- Exercise details -
Tell how many lines in the data below include the word "adalah". The answer is the number only.

....

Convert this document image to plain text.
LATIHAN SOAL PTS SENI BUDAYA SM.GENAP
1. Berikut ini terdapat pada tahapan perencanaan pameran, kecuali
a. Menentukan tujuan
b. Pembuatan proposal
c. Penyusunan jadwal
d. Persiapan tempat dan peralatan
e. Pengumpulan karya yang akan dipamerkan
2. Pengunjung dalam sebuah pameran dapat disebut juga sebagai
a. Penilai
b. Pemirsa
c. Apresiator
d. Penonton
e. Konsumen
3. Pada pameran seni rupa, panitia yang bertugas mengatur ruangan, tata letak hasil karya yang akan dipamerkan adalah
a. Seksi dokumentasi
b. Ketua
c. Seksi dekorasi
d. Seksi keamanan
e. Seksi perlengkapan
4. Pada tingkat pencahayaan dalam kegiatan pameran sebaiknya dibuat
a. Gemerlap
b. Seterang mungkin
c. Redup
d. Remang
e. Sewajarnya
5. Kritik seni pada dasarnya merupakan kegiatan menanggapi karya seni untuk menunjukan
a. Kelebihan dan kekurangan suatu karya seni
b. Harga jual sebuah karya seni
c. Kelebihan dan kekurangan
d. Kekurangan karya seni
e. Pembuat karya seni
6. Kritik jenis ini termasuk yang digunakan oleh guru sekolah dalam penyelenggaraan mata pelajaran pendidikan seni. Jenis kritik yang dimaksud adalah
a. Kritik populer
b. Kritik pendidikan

....

- Reply -
2